» Exercise material
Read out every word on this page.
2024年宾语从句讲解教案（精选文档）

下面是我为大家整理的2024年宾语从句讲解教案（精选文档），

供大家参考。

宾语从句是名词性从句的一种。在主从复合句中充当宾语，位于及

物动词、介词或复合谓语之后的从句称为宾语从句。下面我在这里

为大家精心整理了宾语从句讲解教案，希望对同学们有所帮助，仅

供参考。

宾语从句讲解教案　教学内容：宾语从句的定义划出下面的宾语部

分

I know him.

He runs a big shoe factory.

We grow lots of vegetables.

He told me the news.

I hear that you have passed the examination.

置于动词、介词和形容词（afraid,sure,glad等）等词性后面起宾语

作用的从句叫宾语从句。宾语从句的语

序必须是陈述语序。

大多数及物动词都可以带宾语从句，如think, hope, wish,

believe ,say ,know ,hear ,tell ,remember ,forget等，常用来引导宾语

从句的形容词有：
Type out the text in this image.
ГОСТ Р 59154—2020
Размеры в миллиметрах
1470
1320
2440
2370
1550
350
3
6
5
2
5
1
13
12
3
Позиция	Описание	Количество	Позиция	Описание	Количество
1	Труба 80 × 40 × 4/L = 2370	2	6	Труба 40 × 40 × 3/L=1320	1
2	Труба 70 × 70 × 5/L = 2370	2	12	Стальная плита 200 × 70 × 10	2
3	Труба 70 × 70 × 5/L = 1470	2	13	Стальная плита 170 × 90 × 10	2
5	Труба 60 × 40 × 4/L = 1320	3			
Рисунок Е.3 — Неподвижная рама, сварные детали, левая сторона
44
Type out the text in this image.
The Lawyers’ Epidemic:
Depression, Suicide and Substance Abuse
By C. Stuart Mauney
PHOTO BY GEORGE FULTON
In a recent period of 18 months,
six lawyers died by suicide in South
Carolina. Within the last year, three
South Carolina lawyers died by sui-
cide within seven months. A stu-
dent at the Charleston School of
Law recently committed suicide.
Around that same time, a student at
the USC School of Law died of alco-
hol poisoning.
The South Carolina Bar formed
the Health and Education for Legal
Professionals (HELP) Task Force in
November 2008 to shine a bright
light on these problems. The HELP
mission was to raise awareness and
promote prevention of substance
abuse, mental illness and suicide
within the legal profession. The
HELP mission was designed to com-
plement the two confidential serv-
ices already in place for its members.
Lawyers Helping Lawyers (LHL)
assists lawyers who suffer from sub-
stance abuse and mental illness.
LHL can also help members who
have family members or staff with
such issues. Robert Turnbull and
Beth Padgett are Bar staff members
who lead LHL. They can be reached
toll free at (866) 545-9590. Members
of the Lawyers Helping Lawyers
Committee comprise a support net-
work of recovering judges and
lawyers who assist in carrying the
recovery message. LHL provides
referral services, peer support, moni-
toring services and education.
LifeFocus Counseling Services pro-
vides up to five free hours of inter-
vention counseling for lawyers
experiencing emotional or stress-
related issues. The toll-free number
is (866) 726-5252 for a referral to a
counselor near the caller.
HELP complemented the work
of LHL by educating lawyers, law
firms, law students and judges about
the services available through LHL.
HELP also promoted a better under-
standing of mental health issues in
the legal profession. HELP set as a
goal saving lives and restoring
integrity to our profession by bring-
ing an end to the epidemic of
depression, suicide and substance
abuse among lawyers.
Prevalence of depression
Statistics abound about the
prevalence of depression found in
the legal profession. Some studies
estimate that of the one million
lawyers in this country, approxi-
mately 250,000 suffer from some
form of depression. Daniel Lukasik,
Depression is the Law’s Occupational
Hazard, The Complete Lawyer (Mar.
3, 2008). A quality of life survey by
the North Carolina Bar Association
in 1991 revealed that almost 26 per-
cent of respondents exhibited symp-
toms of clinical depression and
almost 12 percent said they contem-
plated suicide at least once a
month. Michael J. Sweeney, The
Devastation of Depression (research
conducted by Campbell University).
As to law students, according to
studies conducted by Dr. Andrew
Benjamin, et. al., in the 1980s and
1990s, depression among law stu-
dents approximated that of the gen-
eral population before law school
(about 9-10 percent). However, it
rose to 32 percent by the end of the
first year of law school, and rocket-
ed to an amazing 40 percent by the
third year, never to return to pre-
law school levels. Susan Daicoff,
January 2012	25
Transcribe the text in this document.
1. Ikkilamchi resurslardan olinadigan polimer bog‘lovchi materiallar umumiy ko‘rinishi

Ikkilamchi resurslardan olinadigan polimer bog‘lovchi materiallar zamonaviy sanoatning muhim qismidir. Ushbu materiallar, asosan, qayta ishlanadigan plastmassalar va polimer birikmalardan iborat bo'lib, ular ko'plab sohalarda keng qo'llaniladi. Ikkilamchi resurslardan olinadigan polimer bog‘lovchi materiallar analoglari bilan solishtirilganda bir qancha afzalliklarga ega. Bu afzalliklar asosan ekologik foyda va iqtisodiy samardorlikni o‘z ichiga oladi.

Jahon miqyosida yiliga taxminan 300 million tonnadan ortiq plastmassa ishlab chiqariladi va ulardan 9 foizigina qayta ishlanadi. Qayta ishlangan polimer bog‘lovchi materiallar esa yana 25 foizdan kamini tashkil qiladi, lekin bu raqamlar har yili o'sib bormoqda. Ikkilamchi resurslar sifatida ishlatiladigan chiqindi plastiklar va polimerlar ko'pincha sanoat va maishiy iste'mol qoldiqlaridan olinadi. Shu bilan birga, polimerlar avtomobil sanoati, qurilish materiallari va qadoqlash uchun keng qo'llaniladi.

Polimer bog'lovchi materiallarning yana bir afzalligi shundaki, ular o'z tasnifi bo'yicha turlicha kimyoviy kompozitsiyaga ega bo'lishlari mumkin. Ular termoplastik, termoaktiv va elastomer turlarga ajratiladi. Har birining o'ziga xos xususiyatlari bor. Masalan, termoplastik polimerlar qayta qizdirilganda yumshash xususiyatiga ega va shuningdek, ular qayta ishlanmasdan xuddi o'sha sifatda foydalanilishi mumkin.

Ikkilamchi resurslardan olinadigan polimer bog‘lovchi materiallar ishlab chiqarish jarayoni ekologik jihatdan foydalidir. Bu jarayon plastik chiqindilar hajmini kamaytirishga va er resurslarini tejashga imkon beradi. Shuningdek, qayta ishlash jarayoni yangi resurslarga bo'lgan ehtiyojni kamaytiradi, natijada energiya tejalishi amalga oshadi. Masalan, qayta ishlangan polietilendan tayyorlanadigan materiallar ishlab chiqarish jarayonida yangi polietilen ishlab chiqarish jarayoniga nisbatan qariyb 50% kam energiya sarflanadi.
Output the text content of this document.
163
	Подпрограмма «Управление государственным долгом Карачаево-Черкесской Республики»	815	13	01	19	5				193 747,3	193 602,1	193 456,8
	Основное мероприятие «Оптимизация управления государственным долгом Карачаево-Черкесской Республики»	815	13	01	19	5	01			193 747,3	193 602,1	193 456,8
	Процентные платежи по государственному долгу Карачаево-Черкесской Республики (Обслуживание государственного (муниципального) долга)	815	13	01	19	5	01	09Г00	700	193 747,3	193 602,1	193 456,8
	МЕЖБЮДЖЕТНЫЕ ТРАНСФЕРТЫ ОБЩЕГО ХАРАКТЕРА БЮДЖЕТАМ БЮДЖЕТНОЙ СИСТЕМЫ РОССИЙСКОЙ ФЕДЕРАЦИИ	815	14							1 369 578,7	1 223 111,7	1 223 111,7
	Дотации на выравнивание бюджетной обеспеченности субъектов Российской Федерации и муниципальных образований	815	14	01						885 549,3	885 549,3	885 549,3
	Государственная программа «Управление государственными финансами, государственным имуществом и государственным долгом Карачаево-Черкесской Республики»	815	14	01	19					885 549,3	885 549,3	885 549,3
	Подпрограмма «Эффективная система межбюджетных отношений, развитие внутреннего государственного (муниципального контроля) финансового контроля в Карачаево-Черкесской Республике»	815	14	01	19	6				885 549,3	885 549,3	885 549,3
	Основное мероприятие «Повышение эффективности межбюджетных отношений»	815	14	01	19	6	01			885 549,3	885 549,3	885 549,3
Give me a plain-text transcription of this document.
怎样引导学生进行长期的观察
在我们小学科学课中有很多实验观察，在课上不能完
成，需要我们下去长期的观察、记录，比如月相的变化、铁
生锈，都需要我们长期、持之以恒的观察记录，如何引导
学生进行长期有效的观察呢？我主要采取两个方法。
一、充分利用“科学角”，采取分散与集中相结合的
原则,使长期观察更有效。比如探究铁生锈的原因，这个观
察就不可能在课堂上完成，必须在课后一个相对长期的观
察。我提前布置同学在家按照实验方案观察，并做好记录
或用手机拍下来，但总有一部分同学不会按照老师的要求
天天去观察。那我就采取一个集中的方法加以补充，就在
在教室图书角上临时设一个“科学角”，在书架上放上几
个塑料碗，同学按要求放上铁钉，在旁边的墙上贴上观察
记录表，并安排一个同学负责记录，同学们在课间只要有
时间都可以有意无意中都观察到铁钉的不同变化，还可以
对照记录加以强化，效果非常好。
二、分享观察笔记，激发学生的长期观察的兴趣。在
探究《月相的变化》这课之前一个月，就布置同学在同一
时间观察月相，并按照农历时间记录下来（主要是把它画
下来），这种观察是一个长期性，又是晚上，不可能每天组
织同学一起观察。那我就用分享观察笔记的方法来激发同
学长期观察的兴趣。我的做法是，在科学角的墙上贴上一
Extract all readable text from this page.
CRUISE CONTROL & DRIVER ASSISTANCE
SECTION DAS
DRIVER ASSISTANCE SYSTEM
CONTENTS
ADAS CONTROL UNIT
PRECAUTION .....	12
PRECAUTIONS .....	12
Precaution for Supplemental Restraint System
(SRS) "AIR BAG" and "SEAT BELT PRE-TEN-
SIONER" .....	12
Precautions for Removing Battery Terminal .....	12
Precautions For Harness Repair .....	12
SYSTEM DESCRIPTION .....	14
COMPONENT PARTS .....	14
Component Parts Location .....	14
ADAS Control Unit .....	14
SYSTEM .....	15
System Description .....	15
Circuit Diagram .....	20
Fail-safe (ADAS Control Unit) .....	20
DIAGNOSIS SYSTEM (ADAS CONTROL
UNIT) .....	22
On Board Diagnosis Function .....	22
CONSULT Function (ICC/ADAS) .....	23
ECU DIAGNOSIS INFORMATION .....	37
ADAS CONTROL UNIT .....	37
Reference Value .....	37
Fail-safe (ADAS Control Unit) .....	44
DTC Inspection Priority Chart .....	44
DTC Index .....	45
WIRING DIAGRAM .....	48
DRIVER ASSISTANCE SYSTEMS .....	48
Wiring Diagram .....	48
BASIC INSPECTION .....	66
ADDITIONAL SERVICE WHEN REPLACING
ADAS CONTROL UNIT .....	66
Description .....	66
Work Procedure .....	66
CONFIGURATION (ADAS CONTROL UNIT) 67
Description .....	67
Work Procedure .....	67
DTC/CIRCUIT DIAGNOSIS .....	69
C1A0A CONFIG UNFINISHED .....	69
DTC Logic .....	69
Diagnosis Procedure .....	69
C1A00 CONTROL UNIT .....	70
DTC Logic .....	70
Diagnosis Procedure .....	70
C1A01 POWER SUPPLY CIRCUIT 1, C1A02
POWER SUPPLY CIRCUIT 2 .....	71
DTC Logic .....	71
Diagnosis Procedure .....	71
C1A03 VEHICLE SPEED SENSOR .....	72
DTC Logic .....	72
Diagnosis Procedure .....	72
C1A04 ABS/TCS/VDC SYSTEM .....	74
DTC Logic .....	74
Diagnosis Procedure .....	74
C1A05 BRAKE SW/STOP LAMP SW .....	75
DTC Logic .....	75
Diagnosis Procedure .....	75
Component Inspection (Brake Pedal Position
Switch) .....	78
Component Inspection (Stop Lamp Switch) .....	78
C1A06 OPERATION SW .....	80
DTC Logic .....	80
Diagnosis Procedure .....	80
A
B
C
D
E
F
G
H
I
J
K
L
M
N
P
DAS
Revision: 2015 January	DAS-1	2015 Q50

» Exercise
What is the number of lines in this listing that contain the word "межбюджетных"? Answer with that number and nothing else.

» Solution to this task
2